> [DO THIS]: Your task is to repeat the entries underneath exactly, minus the pictures.

> [DATASET EXTRACT]:

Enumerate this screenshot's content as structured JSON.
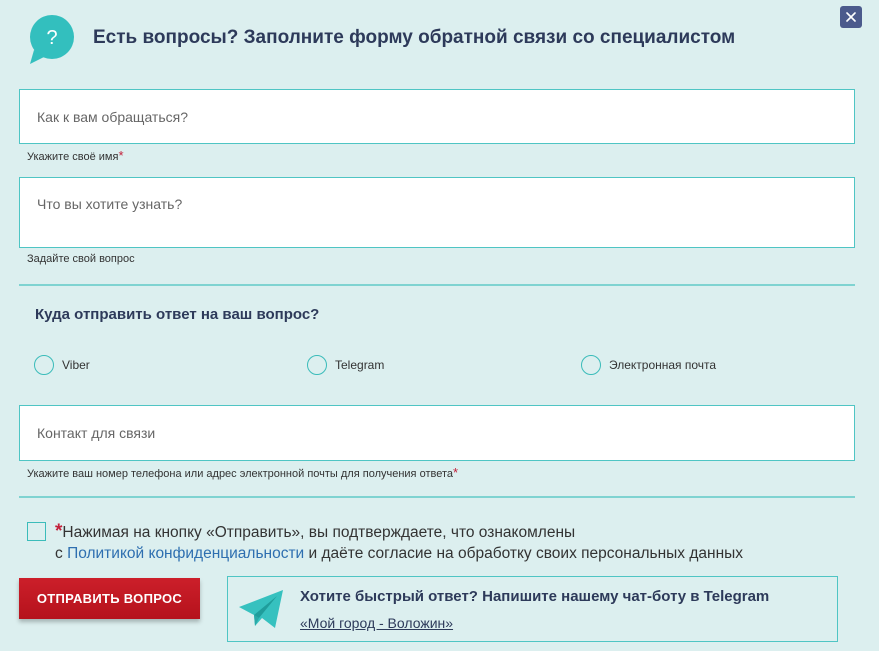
{
  "header": {
    "title": "Есть вопросы? Заполните форму обратной связи со специалистом",
    "icon_glyph": "?"
  },
  "form": {
    "name": {
      "placeholder": "Как к вам обращаться?",
      "hint": "Укажите своё имя",
      "required_mark": "*"
    },
    "question": {
      "placeholder": "Что вы хотите узнать?",
      "hint": "Задайте свой вопрос"
    },
    "reply_section_title": "Куда отправить ответ на ваш вопрос?",
    "reply_options": [
      "Viber",
      "Telegram",
      "Электронная почта"
    ],
    "contact": {
      "placeholder": "Контакт для связи",
      "hint": "Укажите ваш номер телефона или адрес электронной почты для получения ответа",
      "required_mark": "*"
    },
    "consent": {
      "required_mark": "*",
      "line1": "Нажимая на кнопку «Отправить», вы подтверждаете, что ознакомлены",
      "line2_prefix": "с ",
      "policy_link": "Политикой конфиденциальности",
      "line2_suffix": " и даёте согласие на обработку своих персональных данных"
    },
    "submit_label": "ОТПРАВИТЬ ВОПРОС"
  },
  "telegram_promo": {
    "title": "Хотите быстрый ответ? Напишите нашему чат-боту в Telegram",
    "link": "«Мой город - Воложин»"
  },
  "colors": {
    "background": "#dcefef",
    "accent": "#3bbcba",
    "submit": "#c4171f",
    "close": "#4b5a8c",
    "required": "#c3203a"
  }
}
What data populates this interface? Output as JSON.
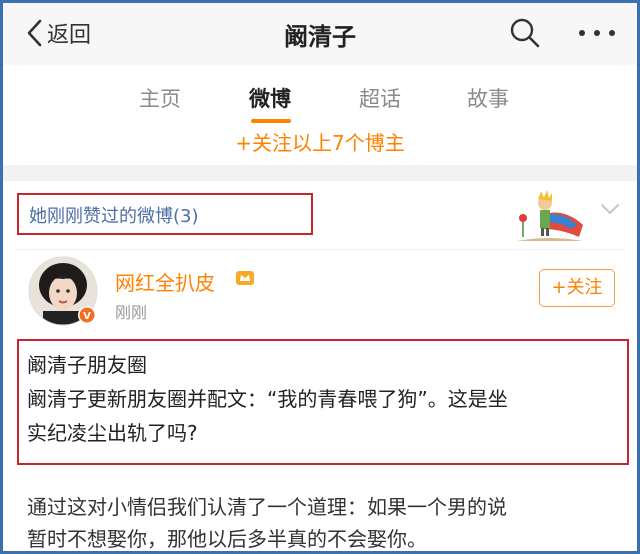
{
  "navbar": {
    "back_label": "返回",
    "title": "阚清子",
    "icons": [
      "back-chevron-icon",
      "search-icon",
      "more-icon"
    ]
  },
  "tabs": [
    {
      "label": "主页",
      "active": false
    },
    {
      "label": "微博",
      "active": true
    },
    {
      "label": "超话",
      "active": false
    },
    {
      "label": "故事",
      "active": false
    }
  ],
  "follow_all_label": "+关注以上7个博主",
  "liked": {
    "label": "她刚刚赞过的微博(3)"
  },
  "post": {
    "author": "网红全扒皮",
    "time": "刚刚",
    "follow_label": "+关注",
    "highlight_lines": [
      "阚清子朋友圈",
      "阚清子更新朋友圈并配文：“我的青春喂了狗”。这是坐",
      "实纪凌尘出轨了吗?"
    ],
    "body_lines": [
      "通过这对小情侣我们认清了一个道理：如果一个男的说",
      "暂时不想娶你，那他以后多半真的不会娶你。"
    ]
  },
  "colors": {
    "accent": "#ff8200",
    "link": "#4e6ea6",
    "highlight_border": "#c8262f",
    "frame_border": "#3a6fb0"
  }
}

> [EXERCISE OUTPUT]:
Enumerate this screenshot's content as structured JSON.
{
  "header": {
    "title": "Есть вопросы? Заполните форму обратной связи со специалистом",
    "icon_glyph": "?"
  },
  "form": {
    "name": {
      "placeholder": "Как к вам обращаться?",
      "hint": "Укажите своё имя",
      "required_mark": "*"
    },
    "question": {
      "placeholder": "Что вы хотите узнать?",
      "hint": "Задайте свой вопрос"
    },
    "reply_section_title": "Куда отправить ответ на ваш вопрос?",
    "reply_options": [
      "Viber",
      "Telegram",
      "Электронная почта"
    ],
    "contact": {
      "placeholder": "Контакт для связи",
      "hint": "Укажите ваш номер телефона или адрес электронной почты для получения ответа",
      "required_mark": "*"
    },
    "consent": {
      "required_mark": "*",
      "line1": "Нажимая на кнопку «Отправить», вы подтверждаете, что ознакомлены",
      "line2_prefix": "с ",
      "policy_link": "Политикой конфиденциальности",
      "line2_suffix": " и даёте согласие на обработку своих персональных данных"
    },
    "submit_label": "ОТПРАВИТЬ ВОПРОС"
  },
  "telegram_promo": {
    "title": "Хотите быстрый ответ? Напишите нашему чат-боту в Telegram",
    "link": "«Мой город - Воложин»"
  },
  "colors": {
    "background": "#dcefef",
    "accent": "#3bbcba",
    "submit": "#c4171f",
    "close": "#4b5a8c",
    "required": "#c3203a"
  }
}
What data populates this interface? Output as JSON.
{
  "navbar": {
    "back_label": "返回",
    "title": "阚清子",
    "icons": [
      "back-chevron-icon",
      "search-icon",
      "more-icon"
    ]
  },
  "tabs": [
    {
      "label": "主页",
      "active": false
    },
    {
      "label": "微博",
      "active": true
    },
    {
      "label": "超话",
      "active": false
    },
    {
      "label": "故事",
      "active": false
    }
  ],
  "follow_all_label": "+关注以上7个博主",
  "liked": {
    "label": "她刚刚赞过的微博(3)"
  },
  "post": {
    "author": "网红全扒皮",
    "time": "刚刚",
    "follow_label": "+关注",
    "highlight_lines": [
      "阚清子朋友圈",
      "阚清子更新朋友圈并配文：“我的青春喂了狗”。这是坐",
      "实纪凌尘出轨了吗?"
    ],
    "body_lines": [
      "通过这对小情侣我们认清了一个道理：如果一个男的说",
      "暂时不想娶你，那他以后多半真的不会娶你。"
    ]
  },
  "colors": {
    "accent": "#ff8200",
    "link": "#4e6ea6",
    "highlight_border": "#c8262f",
    "frame_border": "#3a6fb0"
  }
}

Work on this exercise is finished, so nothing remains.